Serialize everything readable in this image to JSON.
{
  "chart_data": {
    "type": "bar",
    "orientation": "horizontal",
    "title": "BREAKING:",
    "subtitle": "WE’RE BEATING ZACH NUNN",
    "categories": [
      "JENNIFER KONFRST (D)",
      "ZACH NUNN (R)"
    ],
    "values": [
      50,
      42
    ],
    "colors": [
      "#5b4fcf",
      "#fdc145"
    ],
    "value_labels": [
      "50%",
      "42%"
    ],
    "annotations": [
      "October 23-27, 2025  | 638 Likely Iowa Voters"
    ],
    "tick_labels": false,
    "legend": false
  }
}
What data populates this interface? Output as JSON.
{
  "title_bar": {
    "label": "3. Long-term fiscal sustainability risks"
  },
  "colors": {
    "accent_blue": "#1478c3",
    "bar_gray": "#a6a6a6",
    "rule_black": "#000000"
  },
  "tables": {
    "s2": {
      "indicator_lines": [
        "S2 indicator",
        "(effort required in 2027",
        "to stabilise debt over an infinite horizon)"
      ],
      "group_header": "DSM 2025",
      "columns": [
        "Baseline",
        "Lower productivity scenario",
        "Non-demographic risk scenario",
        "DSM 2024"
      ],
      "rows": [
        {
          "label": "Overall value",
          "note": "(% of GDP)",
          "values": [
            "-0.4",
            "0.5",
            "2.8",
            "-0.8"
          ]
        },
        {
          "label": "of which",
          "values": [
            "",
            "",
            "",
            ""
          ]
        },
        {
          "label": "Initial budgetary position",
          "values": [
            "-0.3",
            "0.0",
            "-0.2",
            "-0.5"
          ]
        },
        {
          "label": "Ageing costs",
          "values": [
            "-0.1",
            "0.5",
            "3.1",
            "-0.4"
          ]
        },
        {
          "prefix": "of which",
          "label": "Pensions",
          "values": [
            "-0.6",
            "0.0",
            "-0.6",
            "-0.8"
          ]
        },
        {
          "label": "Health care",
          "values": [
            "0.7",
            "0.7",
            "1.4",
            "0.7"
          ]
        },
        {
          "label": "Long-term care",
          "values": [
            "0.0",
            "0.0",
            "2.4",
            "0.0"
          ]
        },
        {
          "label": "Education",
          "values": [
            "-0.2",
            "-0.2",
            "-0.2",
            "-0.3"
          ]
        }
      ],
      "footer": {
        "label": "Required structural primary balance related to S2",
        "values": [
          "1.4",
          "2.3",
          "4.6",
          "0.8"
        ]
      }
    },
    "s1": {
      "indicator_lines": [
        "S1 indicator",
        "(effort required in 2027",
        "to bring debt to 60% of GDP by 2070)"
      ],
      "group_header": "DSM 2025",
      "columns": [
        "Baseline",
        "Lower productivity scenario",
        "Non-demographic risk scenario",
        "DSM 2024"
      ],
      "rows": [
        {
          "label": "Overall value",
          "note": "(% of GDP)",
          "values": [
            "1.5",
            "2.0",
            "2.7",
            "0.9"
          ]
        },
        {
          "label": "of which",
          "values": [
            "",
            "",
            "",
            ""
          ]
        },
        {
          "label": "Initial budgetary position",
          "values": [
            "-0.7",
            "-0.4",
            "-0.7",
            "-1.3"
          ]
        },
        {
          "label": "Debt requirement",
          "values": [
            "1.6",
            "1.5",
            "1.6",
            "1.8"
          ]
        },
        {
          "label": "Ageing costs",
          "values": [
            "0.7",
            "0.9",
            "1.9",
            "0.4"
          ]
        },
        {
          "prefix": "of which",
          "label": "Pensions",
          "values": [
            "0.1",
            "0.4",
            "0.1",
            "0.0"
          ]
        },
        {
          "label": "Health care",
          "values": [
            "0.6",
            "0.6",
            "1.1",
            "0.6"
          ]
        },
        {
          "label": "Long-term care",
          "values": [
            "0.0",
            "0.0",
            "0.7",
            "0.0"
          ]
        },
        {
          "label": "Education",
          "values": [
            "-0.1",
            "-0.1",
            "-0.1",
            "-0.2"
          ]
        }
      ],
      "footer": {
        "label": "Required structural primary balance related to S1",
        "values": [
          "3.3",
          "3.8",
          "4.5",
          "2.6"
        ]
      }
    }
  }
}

::::::::

Would you reproduce all the entries exactly?

Serialize everything readable in this image to JSON.
{
  "chart_data": {
    "type": "bar",
    "orientation": "horizontal",
    "title": "BREAKING:",
    "subtitle": "WE’RE BEATING ZACH NUNN",
    "categories": [
      "JENNIFER KONFRST (D)",
      "ZACH NUNN (R)"
    ],
    "values": [
      50,
      42
    ],
    "colors": [
      "#5b4fcf",
      "#fdc145"
    ],
    "value_labels": [
      "50%",
      "42%"
    ],
    "annotations": [
      "October 23-27, 2025  | 638 Likely Iowa Voters"
    ],
    "tick_labels": false,
    "legend": false
  }
}
What data populates this interface? Output as JSON.
{
  "title_bar": {
    "label": "3. Long-term fiscal sustainability risks"
  },
  "colors": {
    "accent_blue": "#1478c3",
    "bar_gray": "#a6a6a6",
    "rule_black": "#000000"
  },
  "tables": {
    "s2": {
      "indicator_lines": [
        "S2 indicator",
        "(effort required in 2027",
        "to stabilise debt over an infinite horizon)"
      ],
      "group_header": "DSM 2025",
      "columns": [
        "Baseline",
        "Lower productivity scenario",
        "Non-demographic risk scenario",
        "DSM 2024"
      ],
      "rows": [
        {
          "label": "Overall value",
          "note": "(% of GDP)",
          "values": [
            "-0.4",
            "0.5",
            "2.8",
            "-0.8"
          ]
        },
        {
          "label": "of which",
          "values": [
            "",
            "",
            "",
            ""
          ]
        },
        {
          "label": "Initial budgetary position",
          "values": [
            "-0.3",
            "0.0",
            "-0.2",
            "-0.5"
          ]
        },
        {
          "label": "Ageing costs",
          "values": [
            "-0.1",
            "0.5",
            "3.1",
            "-0.4"
          ]
        },
        {
          "prefix": "of which",
          "label": "Pensions",
          "values": [
            "-0.6",
            "0.0",
            "-0.6",
            "-0.8"
          ]
        },
        {
          "label": "Health care",
          "values": [
            "0.7",
            "0.7",
            "1.4",
            "0.7"
          ]
        },
        {
          "label": "Long-term care",
          "values": [
            "0.0",
            "0.0",
            "2.4",
            "0.0"
          ]
        },
        {
          "label": "Education",
          "values": [
            "-0.2",
            "-0.2",
            "-0.2",
            "-0.3"
          ]
        }
      ],
      "footer": {
        "label": "Required structural primary balance related to S2",
        "values": [
          "1.4",
          "2.3",
          "4.6",
          "0.8"
        ]
      }
    },
    "s1": {
      "indicator_lines": [
        "S1 indicator",
        "(effort required in 2027",
        "to bring debt to 60% of GDP by 2070)"
      ],
      "group_header": "DSM 2025",
      "columns": [
        "Baseline",
        "Lower productivity scenario",
        "Non-demographic risk scenario",
        "DSM 2024"
      ],
      "rows": [
        {
          "label": "Overall value",
          "note": "(% of GDP)",
          "values": [
            "1.5",
            "2.0",
            "2.7",
            "0.9"
          ]
        },
        {
          "label": "of which",
          "values": [
            "",
            "",
            "",
            ""
          ]
        },
        {
          "label": "Initial budgetary position",
          "values": [
            "-0.7",
            "-0.4",
            "-0.7",
            "-1.3"
          ]
        },
        {
          "label": "Debt requirement",
          "values": [
            "1.6",
            "1.5",
            "1.6",
            "1.8"
          ]
        },
        {
          "label": "Ageing costs",
          "values": [
            "0.7",
            "0.9",
            "1.9",
            "0.4"
          ]
        },
        {
          "prefix": "of which",
          "label": "Pensions",
          "values": [
            "0.1",
            "0.4",
            "0.1",
            "0.0"
          ]
        },
        {
          "label": "Health care",
          "values": [
            "0.6",
            "0.6",
            "1.1",
            "0.6"
          ]
        },
        {
          "label": "Long-term care",
          "values": [
            "0.0",
            "0.0",
            "0.7",
            "0.0"
          ]
        },
        {
          "label": "Education",
          "values": [
            "-0.1",
            "-0.1",
            "-0.1",
            "-0.2"
          ]
        }
      ],
      "footer": {
        "label": "Required structural primary balance related to S1",
        "values": [
          "3.3",
          "3.8",
          "4.5",
          "2.6"
        ]
      }
    }
  }
}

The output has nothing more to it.